** The request **
Starting from the line containing "Serialize everything readable", give again every line through the end of the entries, word for word. Pictures stay out of the copy.

:::::

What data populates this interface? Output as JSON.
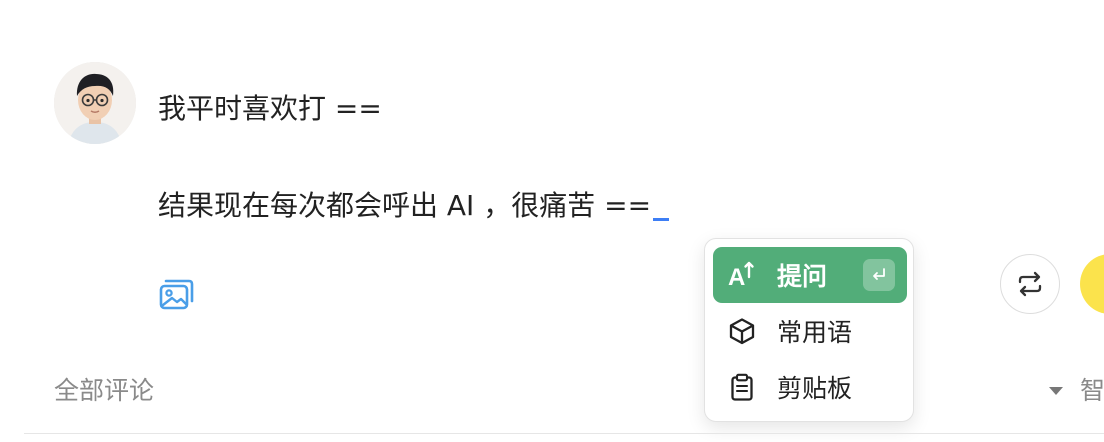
{
  "message": {
    "line1": "我平时喜欢打 ==",
    "line2": "结果现在每次都会呼出 AI ，很痛苦 =="
  },
  "popup_menu": {
    "items": [
      {
        "label": "提问",
        "icon": "ai-sparkle-icon",
        "shortcut_icon": "enter-key-icon",
        "active": true
      },
      {
        "label": "常用语",
        "icon": "cube-icon",
        "active": false
      },
      {
        "label": "剪贴板",
        "icon": "clipboard-icon",
        "active": false
      }
    ],
    "ai_icon_text": "A"
  },
  "comments": {
    "label": "全部评论",
    "sort_label": "智",
    "sort_icon": "triangle-down-icon"
  },
  "colors": {
    "accent_green": "#52ad79",
    "caret_blue": "#3d7ef5",
    "image_icon_blue": "#4a9ee8",
    "yellow_button": "#fbe34c",
    "muted_text": "#8a8a8a"
  }
}
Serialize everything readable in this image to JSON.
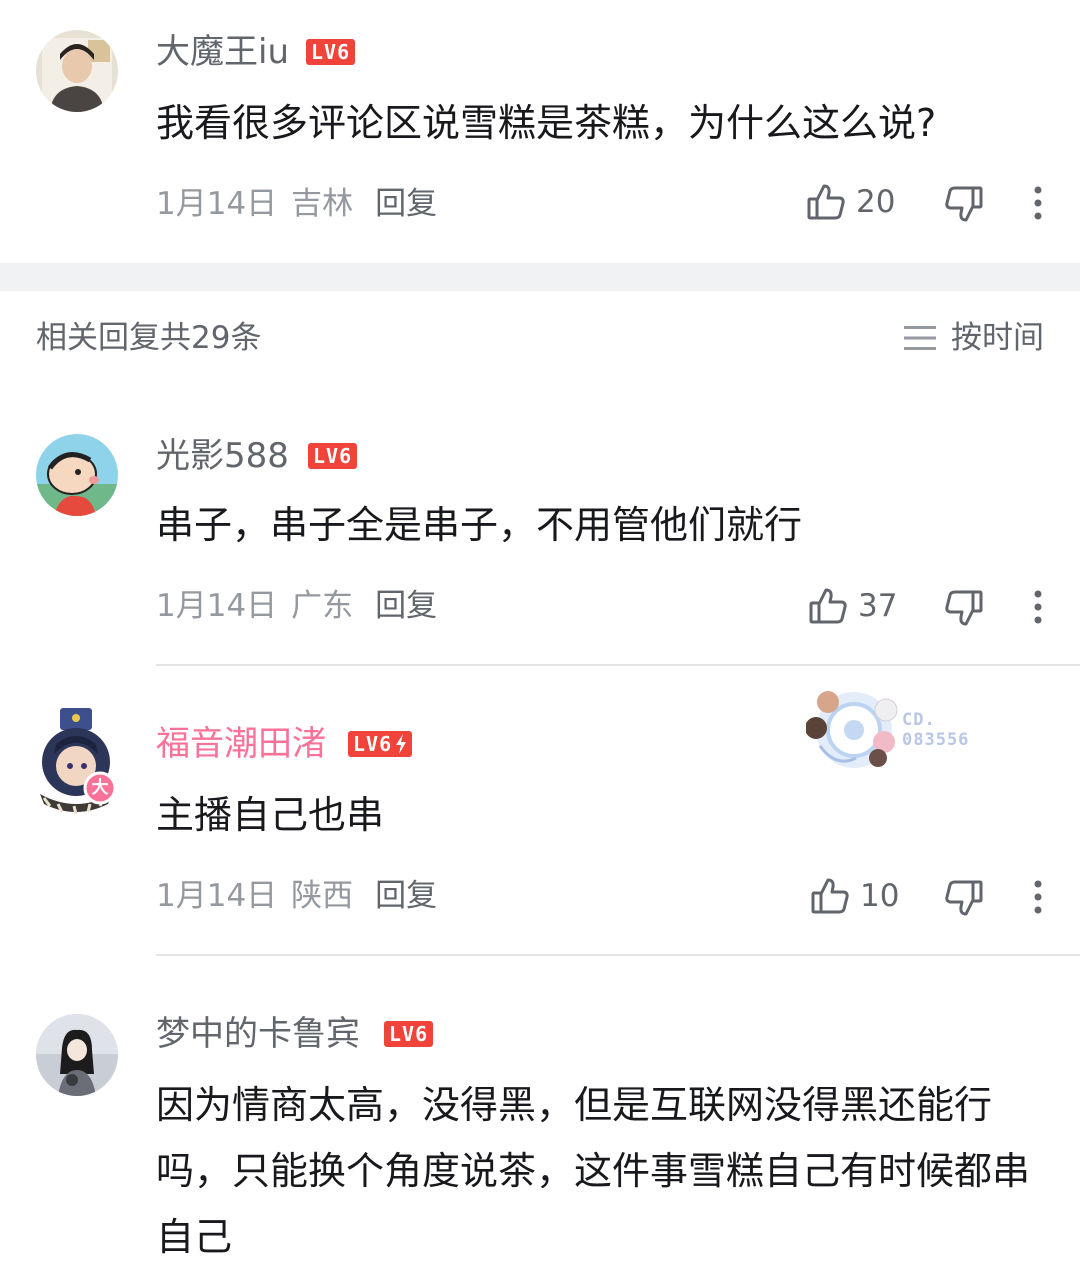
{
  "main_comment": {
    "username": "大魔王iu",
    "level": "LV6",
    "text": "我看很多评论区说雪糕是茶糕，为什么这么说?",
    "date": "1月14日",
    "location": "吉林",
    "reply_label": "回复",
    "likes": "20"
  },
  "replies_header": {
    "title": "相关回复共29条",
    "sort_label": "按时间"
  },
  "replies": [
    {
      "username": "光影588",
      "level": "LV6",
      "text": "串子，串子全是串子，不用管他们就行",
      "date": "1月14日",
      "location": "广东",
      "reply_label": "回复",
      "likes": "37"
    },
    {
      "username": "福音潮田渚",
      "level": "LV6",
      "text": "主播自己也串",
      "date": "1月14日",
      "location": "陕西",
      "reply_label": "回复",
      "likes": "10",
      "badge_text_line1": "CD.",
      "badge_text_line2": "083556",
      "avatar_badge": "大"
    },
    {
      "username": "梦中的卡鲁宾",
      "level": "LV6",
      "text": "因为情商太高，没得黑，但是互联网没得黑还能行吗，只能换个角度说茶，这件事雪糕自己有时候都串自己"
    }
  ],
  "colors": {
    "accent_pink": "#fb7299",
    "level_red": "#f0433a",
    "secondary_text": "#9499a0",
    "divider": "#e3e5e7"
  },
  "icons": [
    "thumb-up-icon",
    "thumb-down-icon",
    "more-icon",
    "sort-icon"
  ]
}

:::::

** Written solution **
Serialize everything readable in this image to JSON.
{
  "main_comment": {
    "username": "大魔王iu",
    "level": "LV6",
    "text": "我看很多评论区说雪糕是茶糕，为什么这么说?",
    "date": "1月14日",
    "location": "吉林",
    "reply_label": "回复",
    "likes": "20"
  },
  "replies_header": {
    "title": "相关回复共29条",
    "sort_label": "按时间"
  },
  "replies": [
    {
      "username": "光影588",
      "level": "LV6",
      "text": "串子，串子全是串子，不用管他们就行",
      "date": "1月14日",
      "location": "广东",
      "reply_label": "回复",
      "likes": "37"
    },
    {
      "username": "福音潮田渚",
      "level": "LV6",
      "text": "主播自己也串",
      "date": "1月14日",
      "location": "陕西",
      "reply_label": "回复",
      "likes": "10",
      "badge_text_line1": "CD.",
      "badge_text_line2": "083556",
      "avatar_badge": "大"
    },
    {
      "username": "梦中的卡鲁宾",
      "level": "LV6",
      "text": "因为情商太高，没得黑，但是互联网没得黑还能行吗，只能换个角度说茶，这件事雪糕自己有时候都串自己"
    }
  ],
  "colors": {
    "accent_pink": "#fb7299",
    "level_red": "#f0433a",
    "secondary_text": "#9499a0",
    "divider": "#e3e5e7"
  },
  "icons": [
    "thumb-up-icon",
    "thumb-down-icon",
    "more-icon",
    "sort-icon"
  ]
}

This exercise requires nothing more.